** START **

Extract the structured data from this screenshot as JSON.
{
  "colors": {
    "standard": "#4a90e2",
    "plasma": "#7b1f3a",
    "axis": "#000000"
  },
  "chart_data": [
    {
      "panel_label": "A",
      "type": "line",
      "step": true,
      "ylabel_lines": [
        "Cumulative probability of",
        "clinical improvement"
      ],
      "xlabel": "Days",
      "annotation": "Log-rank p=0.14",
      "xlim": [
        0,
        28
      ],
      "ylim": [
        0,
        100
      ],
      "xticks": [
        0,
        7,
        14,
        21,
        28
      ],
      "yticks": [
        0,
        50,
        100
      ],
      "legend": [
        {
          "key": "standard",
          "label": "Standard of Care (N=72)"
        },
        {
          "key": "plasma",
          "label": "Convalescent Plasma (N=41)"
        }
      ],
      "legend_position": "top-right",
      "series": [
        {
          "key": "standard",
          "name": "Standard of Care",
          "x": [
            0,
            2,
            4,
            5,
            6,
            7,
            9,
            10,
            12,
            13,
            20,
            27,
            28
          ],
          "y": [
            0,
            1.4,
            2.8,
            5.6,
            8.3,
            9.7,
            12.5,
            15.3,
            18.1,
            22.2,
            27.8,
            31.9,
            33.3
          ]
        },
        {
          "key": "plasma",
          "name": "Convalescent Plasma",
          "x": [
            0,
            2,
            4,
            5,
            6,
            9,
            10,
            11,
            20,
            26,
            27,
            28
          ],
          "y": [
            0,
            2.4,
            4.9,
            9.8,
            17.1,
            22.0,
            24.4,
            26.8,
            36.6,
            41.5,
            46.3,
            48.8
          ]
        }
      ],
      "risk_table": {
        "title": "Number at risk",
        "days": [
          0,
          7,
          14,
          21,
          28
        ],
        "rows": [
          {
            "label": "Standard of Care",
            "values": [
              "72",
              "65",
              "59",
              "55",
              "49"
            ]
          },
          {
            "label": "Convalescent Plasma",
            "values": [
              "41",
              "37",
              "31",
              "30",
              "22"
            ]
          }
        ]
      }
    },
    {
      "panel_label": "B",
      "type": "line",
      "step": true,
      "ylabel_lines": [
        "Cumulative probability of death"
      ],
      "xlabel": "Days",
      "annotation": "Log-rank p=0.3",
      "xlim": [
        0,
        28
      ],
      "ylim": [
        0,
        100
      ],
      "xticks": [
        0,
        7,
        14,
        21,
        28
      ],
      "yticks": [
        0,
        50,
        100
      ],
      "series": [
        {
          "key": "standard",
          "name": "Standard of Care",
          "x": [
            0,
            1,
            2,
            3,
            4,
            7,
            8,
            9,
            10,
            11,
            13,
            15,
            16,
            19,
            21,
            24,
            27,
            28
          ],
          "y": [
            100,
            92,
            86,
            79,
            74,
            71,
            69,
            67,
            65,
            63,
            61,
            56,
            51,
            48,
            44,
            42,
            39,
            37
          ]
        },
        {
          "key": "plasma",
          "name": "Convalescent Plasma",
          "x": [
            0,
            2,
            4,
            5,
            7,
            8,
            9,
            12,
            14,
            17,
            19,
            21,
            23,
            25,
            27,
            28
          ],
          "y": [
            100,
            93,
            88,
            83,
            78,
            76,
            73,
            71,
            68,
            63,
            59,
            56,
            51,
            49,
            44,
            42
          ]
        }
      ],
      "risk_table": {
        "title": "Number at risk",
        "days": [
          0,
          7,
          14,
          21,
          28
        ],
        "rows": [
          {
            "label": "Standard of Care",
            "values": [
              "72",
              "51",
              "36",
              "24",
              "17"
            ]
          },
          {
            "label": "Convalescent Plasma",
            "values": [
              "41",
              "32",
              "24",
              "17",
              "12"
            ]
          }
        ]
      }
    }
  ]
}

** END **

GIVEN INSTRUCTION - Transcribe the data above in full, exactly.

COMPLETE RESPONSE -
Extract the structured data from this screenshot as JSON.
{
  "colors": {
    "standard": "#4a90e2",
    "plasma": "#7b1f3a",
    "axis": "#000000"
  },
  "chart_data": [
    {
      "panel_label": "A",
      "type": "line",
      "step": true,
      "ylabel_lines": [
        "Cumulative probability of",
        "clinical improvement"
      ],
      "xlabel": "Days",
      "annotation": "Log-rank p=0.14",
      "xlim": [
        0,
        28
      ],
      "ylim": [
        0,
        100
      ],
      "xticks": [
        0,
        7,
        14,
        21,
        28
      ],
      "yticks": [
        0,
        50,
        100
      ],
      "legend": [
        {
          "key": "standard",
          "label": "Standard of Care (N=72)"
        },
        {
          "key": "plasma",
          "label": "Convalescent Plasma (N=41)"
        }
      ],
      "legend_position": "top-right",
      "series": [
        {
          "key": "standard",
          "name": "Standard of Care",
          "x": [
            0,
            2,
            4,
            5,
            6,
            7,
            9,
            10,
            12,
            13,
            20,
            27,
            28
          ],
          "y": [
            0,
            1.4,
            2.8,
            5.6,
            8.3,
            9.7,
            12.5,
            15.3,
            18.1,
            22.2,
            27.8,
            31.9,
            33.3
          ]
        },
        {
          "key": "plasma",
          "name": "Convalescent Plasma",
          "x": [
            0,
            2,
            4,
            5,
            6,
            9,
            10,
            11,
            20,
            26,
            27,
            28
          ],
          "y": [
            0,
            2.4,
            4.9,
            9.8,
            17.1,
            22.0,
            24.4,
            26.8,
            36.6,
            41.5,
            46.3,
            48.8
          ]
        }
      ],
      "risk_table": {
        "title": "Number at risk",
        "days": [
          0,
          7,
          14,
          21,
          28
        ],
        "rows": [
          {
            "label": "Standard of Care",
            "values": [
              "72",
              "65",
              "59",
              "55",
              "49"
            ]
          },
          {
            "label": "Convalescent Plasma",
            "values": [
              "41",
              "37",
              "31",
              "30",
              "22"
            ]
          }
        ]
      }
    },
    {
      "panel_label": "B",
      "type": "line",
      "step": true,
      "ylabel_lines": [
        "Cumulative probability of death"
      ],
      "xlabel": "Days",
      "annotation": "Log-rank p=0.3",
      "xlim": [
        0,
        28
      ],
      "ylim": [
        0,
        100
      ],
      "xticks": [
        0,
        7,
        14,
        21,
        28
      ],
      "yticks": [
        0,
        50,
        100
      ],
      "series": [
        {
          "key": "standard",
          "name": "Standard of Care",
          "x": [
            0,
            1,
            2,
            3,
            4,
            7,
            8,
            9,
            10,
            11,
            13,
            15,
            16,
            19,
            21,
            24,
            27,
            28
          ],
          "y": [
            100,
            92,
            86,
            79,
            74,
            71,
            69,
            67,
            65,
            63,
            61,
            56,
            51,
            48,
            44,
            42,
            39,
            37
          ]
        },
        {
          "key": "plasma",
          "name": "Convalescent Plasma",
          "x": [
            0,
            2,
            4,
            5,
            7,
            8,
            9,
            12,
            14,
            17,
            19,
            21,
            23,
            25,
            27,
            28
          ],
          "y": [
            100,
            93,
            88,
            83,
            78,
            76,
            73,
            71,
            68,
            63,
            59,
            56,
            51,
            49,
            44,
            42
          ]
        }
      ],
      "risk_table": {
        "title": "Number at risk",
        "days": [
          0,
          7,
          14,
          21,
          28
        ],
        "rows": [
          {
            "label": "Standard of Care",
            "values": [
              "72",
              "51",
              "36",
              "24",
              "17"
            ]
          },
          {
            "label": "Convalescent Plasma",
            "values": [
              "41",
              "32",
              "24",
              "17",
              "12"
            ]
          }
        ]
      }
    }
  ]
}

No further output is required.